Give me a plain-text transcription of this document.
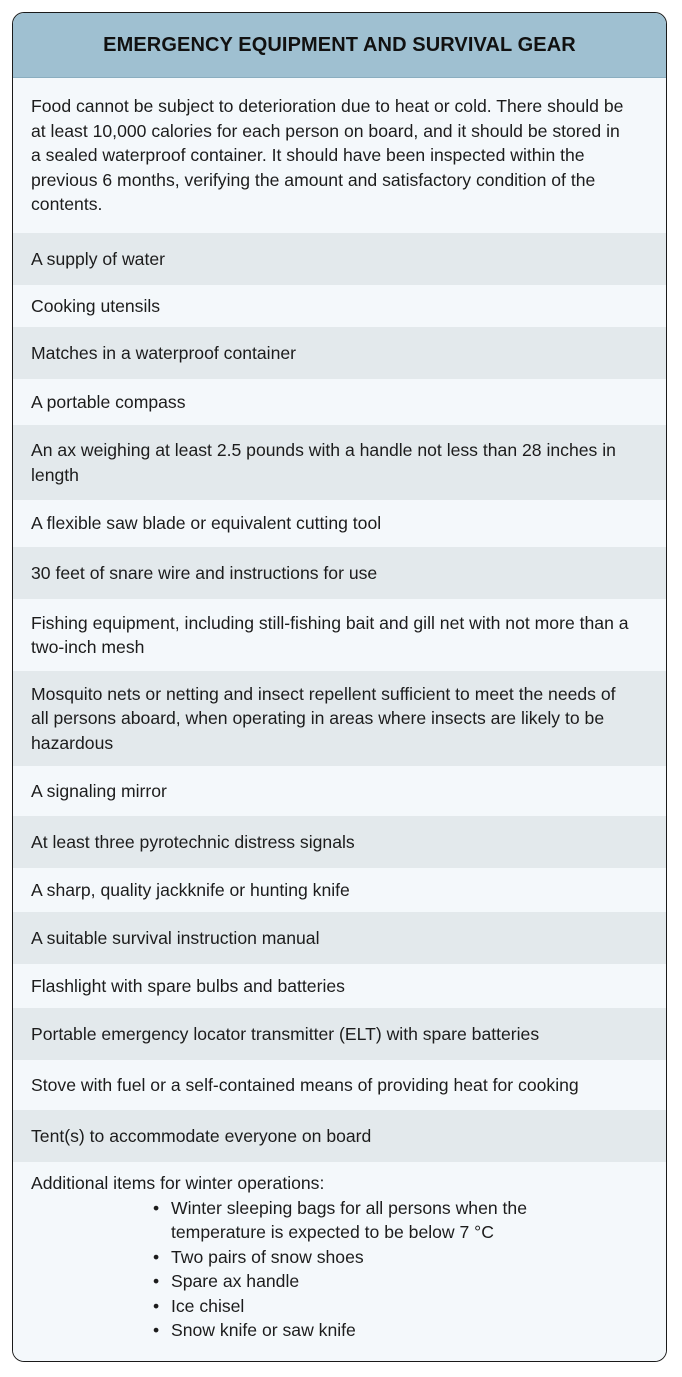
EMERGENCY EQUIPMENT AND SURVIVAL GEAR
Food cannot be subject to deterioration due to heat or cold. There should be at least 10,000 calories for each person on board, and it should be stored in a sealed waterproof container. It should have been inspected within the previous 6 months, verifying the amount and satisfactory condition of the contents.
A supply of water
Cooking utensils
Matches in a waterproof container
A portable compass
An ax weighing at least 2.5 pounds with a handle not less than 28 inches in length
A flexible saw blade or equivalent cutting tool
30 feet of snare wire and instructions for use
Fishing equipment, including still-fishing bait and gill net with not more than a two-inch mesh
Mosquito nets or netting and insect repellent sufficient to meet the needs of all persons aboard, when operating in areas where insects are likely to be hazardous
A signaling mirror
At least three pyrotechnic distress signals
A sharp, quality jackknife or hunting knife
A suitable survival instruction manual
Flashlight with spare bulbs and batteries
Portable emergency locator transmitter (ELT) with spare batteries
Stove with fuel or a self-contained means of providing heat for cooking
Tent(s) to accommodate everyone on board
Additional items for winter operations:
• Winter sleeping bags for all persons when the temperature is expected to be below 7 °C
• Two pairs of snow shoes
• Spare ax handle
• Ice chisel
• Snow knife or saw knife
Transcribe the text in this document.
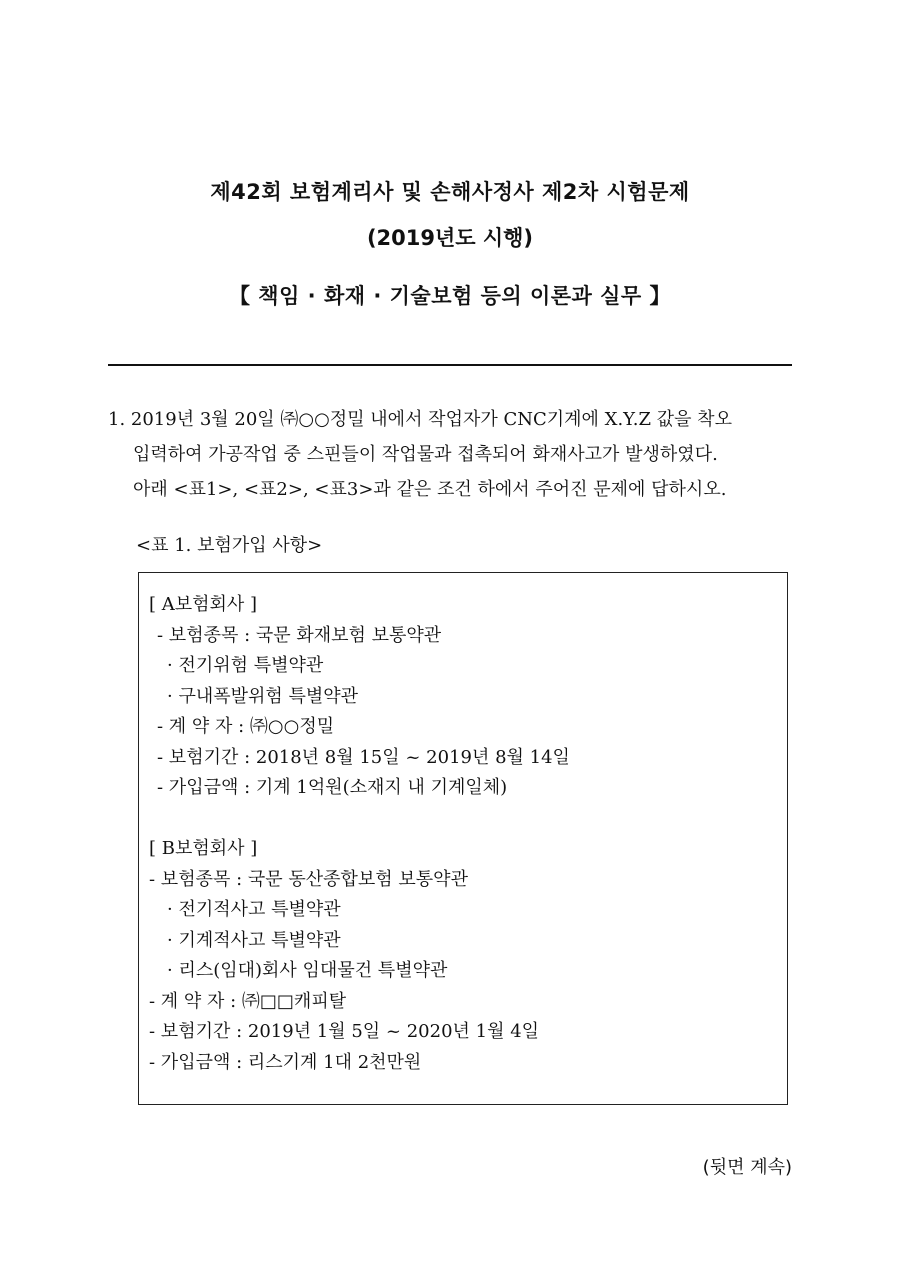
제42회 보험계리사 및 손해사정사 제2차 시험문제
(2019년도 시행)
【 책임 · 화재 · 기술보험 등의 이론과 실무 】
1. 2019년 3월 20일 ㈜○○정밀 내에서 작업자가 CNC기계에 X.Y.Z 값을 착오
입력하여 가공작업 중 스핀들이 작업물과 접촉되어 화재사고가 발생하였다.
아래 <표1>, <표2>, <표3>과 같은 조건 하에서 주어진 문제에 답하시오.
<표 1. 보험가입 사항>
[ A보험회사 ]
- 보험종목 : 국문 화재보험 보통약관
· 전기위험 특별약관
· 구내폭발위험 특별약관
- 계 약 자 : ㈜○○정밀
- 보험기간 : 2018년 8월 15일 ~ 2019년 8월 14일
- 가입금액 : 기계 1억원(소재지 내 기계일체)
[ B보험회사 ]
- 보험종목 : 국문 동산종합보험 보통약관
· 전기적사고 특별약관
· 기계적사고 특별약관
· 리스(임대)회사 임대물건 특별약관
- 계 약 자 : ㈜□□캐피탈
- 보험기간 : 2019년 1월 5일 ~ 2020년 1월 4일
- 가입금액 : 리스기계 1대 2천만원
(뒷면 계속)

### WHAT YOU NEED TO DO
Give the data above again in full and unchanged, skipping the pictures.

### WRITTEN RESPONSE
Give me a plain-text transcription of this document.
EMERGENCY EQUIPMENT AND SURVIVAL GEAR
Food cannot be subject to deterioration due to heat or cold. There should be at least 10,000 calories for each person on board, and it should be stored in a sealed waterproof container. It should have been inspected within the previous 6 months, verifying the amount and satisfactory condition of the contents.
A supply of water
Cooking utensils
Matches in a waterproof container
A portable compass
An ax weighing at least 2.5 pounds with a handle not less than 28 inches in length
A flexible saw blade or equivalent cutting tool
30 feet of snare wire and instructions for use
Fishing equipment, including still-fishing bait and gill net with not more than a two-inch mesh
Mosquito nets or netting and insect repellent sufficient to meet the needs of all persons aboard, when operating in areas where insects are likely to be hazardous
A signaling mirror
At least three pyrotechnic distress signals
A sharp, quality jackknife or hunting knife
A suitable survival instruction manual
Flashlight with spare bulbs and batteries
Portable emergency locator transmitter (ELT) with spare batteries
Stove with fuel or a self-contained means of providing heat for cooking
Tent(s) to accommodate everyone on board
Additional items for winter operations:
• Winter sleeping bags for all persons when the temperature is expected to be below 7 °C
• Two pairs of snow shoes
• Spare ax handle
• Ice chisel
• Snow knife or saw knife
Transcribe the text in this document.
제42회 보험계리사 및 손해사정사 제2차 시험문제
(2019년도 시행)
【 책임 · 화재 · 기술보험 등의 이론과 실무 】
1. 2019년 3월 20일 ㈜○○정밀 내에서 작업자가 CNC기계에 X.Y.Z 값을 착오
입력하여 가공작업 중 스핀들이 작업물과 접촉되어 화재사고가 발생하였다.
아래 <표1>, <표2>, <표3>과 같은 조건 하에서 주어진 문제에 답하시오.
<표 1. 보험가입 사항>
[ A보험회사 ]
- 보험종목 : 국문 화재보험 보통약관
· 전기위험 특별약관
· 구내폭발위험 특별약관
- 계 약 자 : ㈜○○정밀
- 보험기간 : 2018년 8월 15일 ~ 2019년 8월 14일
- 가입금액 : 기계 1억원(소재지 내 기계일체)
[ B보험회사 ]
- 보험종목 : 국문 동산종합보험 보통약관
· 전기적사고 특별약관
· 기계적사고 특별약관
· 리스(임대)회사 임대물건 특별약관
- 계 약 자 : ㈜□□캐피탈
- 보험기간 : 2019년 1월 5일 ~ 2020년 1월 4일
- 가입금액 : 리스기계 1대 2천만원
(뒷면 계속)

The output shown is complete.